[START OF Task input]
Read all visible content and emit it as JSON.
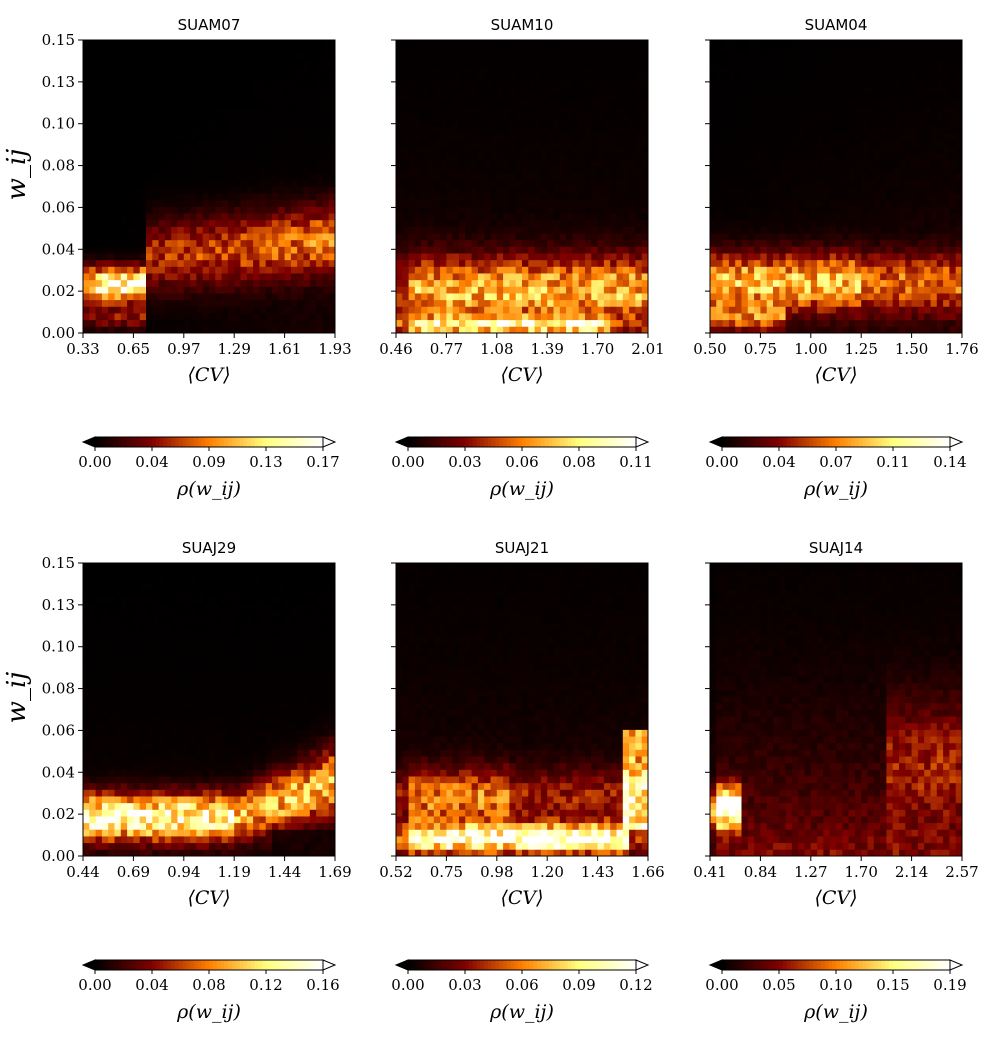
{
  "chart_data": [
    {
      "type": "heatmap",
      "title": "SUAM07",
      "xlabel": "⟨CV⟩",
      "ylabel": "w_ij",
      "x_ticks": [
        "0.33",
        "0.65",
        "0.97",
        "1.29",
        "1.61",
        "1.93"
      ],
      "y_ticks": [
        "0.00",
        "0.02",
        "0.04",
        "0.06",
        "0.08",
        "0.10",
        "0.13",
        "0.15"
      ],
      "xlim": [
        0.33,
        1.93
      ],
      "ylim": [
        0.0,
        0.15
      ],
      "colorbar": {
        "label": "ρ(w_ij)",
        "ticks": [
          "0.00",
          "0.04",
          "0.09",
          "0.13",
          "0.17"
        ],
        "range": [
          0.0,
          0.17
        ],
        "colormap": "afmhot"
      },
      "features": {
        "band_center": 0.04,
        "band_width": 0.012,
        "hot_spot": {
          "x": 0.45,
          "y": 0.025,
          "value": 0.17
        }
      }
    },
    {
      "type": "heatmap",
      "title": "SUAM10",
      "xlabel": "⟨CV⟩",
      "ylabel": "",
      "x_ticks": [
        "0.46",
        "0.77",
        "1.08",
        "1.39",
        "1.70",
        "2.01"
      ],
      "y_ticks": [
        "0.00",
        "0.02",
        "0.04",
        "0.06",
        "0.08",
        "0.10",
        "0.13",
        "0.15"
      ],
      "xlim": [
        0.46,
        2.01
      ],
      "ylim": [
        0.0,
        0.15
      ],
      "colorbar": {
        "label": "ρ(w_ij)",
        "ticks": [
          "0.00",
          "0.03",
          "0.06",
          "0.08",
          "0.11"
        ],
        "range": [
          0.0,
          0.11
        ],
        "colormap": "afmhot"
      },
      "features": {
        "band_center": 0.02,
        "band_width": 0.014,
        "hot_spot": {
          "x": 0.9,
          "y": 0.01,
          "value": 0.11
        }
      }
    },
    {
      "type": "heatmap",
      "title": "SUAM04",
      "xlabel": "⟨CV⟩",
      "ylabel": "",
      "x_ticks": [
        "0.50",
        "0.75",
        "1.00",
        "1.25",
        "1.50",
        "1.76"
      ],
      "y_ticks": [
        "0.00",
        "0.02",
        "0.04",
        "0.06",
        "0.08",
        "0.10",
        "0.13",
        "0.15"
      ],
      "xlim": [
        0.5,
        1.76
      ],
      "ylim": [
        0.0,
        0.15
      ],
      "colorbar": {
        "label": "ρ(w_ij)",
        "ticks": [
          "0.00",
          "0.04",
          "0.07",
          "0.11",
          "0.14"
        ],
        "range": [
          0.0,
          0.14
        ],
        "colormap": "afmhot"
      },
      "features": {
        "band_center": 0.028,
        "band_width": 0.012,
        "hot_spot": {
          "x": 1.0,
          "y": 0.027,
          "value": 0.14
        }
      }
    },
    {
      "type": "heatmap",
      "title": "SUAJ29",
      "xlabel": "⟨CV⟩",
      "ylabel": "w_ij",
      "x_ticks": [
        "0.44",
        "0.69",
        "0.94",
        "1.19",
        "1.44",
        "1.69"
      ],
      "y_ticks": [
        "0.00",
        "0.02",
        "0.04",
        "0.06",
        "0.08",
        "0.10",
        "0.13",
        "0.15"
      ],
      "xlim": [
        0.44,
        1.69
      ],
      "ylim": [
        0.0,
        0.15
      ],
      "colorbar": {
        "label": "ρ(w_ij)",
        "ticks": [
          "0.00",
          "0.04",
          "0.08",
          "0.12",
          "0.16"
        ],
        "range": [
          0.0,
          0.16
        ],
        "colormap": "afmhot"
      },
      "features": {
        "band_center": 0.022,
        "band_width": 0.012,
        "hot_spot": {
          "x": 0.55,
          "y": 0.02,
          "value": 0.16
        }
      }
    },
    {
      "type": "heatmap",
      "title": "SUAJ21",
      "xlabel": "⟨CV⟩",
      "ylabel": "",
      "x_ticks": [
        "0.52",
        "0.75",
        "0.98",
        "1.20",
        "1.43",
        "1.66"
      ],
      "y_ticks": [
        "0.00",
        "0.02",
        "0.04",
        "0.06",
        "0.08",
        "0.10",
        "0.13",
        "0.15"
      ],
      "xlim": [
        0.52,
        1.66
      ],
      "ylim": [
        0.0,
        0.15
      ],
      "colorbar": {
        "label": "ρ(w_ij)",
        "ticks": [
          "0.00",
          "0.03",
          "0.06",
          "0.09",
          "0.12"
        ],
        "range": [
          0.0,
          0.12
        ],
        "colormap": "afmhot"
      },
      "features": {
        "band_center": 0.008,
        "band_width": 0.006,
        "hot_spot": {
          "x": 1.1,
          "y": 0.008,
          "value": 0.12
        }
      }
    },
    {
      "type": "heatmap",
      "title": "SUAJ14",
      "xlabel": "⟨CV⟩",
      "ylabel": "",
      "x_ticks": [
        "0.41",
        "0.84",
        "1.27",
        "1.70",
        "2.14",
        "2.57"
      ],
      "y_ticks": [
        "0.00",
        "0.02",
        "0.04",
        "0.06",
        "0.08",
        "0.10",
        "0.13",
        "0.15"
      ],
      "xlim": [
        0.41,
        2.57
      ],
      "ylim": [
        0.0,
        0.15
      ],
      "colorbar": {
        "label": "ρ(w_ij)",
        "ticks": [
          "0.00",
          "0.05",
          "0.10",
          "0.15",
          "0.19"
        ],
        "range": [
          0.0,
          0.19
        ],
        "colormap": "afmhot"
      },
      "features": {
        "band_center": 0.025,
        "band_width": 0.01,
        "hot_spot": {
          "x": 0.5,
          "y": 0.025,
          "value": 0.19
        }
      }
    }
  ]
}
[END OF Task input]
[START OF Task input]
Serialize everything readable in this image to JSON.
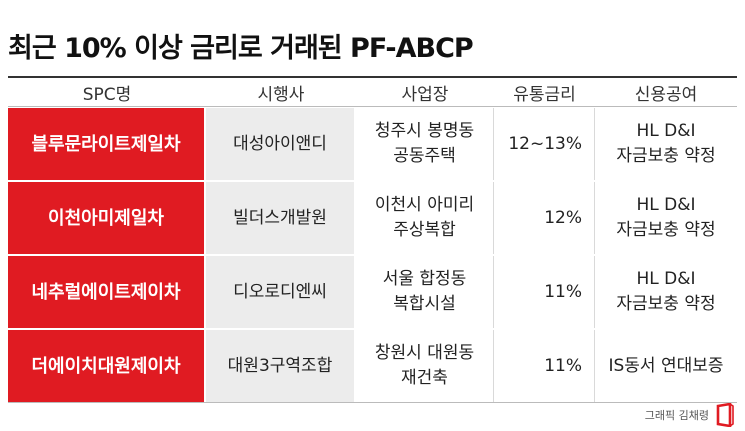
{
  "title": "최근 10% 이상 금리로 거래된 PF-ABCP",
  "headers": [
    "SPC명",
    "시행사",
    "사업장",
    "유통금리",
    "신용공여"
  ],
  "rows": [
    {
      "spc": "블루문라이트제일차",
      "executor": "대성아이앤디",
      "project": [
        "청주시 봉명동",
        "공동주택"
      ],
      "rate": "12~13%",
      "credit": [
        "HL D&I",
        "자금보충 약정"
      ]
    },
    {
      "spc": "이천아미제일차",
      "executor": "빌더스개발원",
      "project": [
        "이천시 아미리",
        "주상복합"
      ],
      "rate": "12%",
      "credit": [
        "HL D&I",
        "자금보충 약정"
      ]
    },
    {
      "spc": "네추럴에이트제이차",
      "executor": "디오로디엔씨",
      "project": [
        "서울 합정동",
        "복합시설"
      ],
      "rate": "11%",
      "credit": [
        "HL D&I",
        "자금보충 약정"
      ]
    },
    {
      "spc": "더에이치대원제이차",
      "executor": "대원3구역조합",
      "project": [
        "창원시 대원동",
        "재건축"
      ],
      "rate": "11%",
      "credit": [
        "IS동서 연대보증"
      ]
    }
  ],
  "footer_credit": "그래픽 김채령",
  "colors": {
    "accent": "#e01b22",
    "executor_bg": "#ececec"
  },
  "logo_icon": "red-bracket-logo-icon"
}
[END OF Task input]
_What to work on_
Report the number of lines that contain "value", with no other words.

_Result for this exercise_
6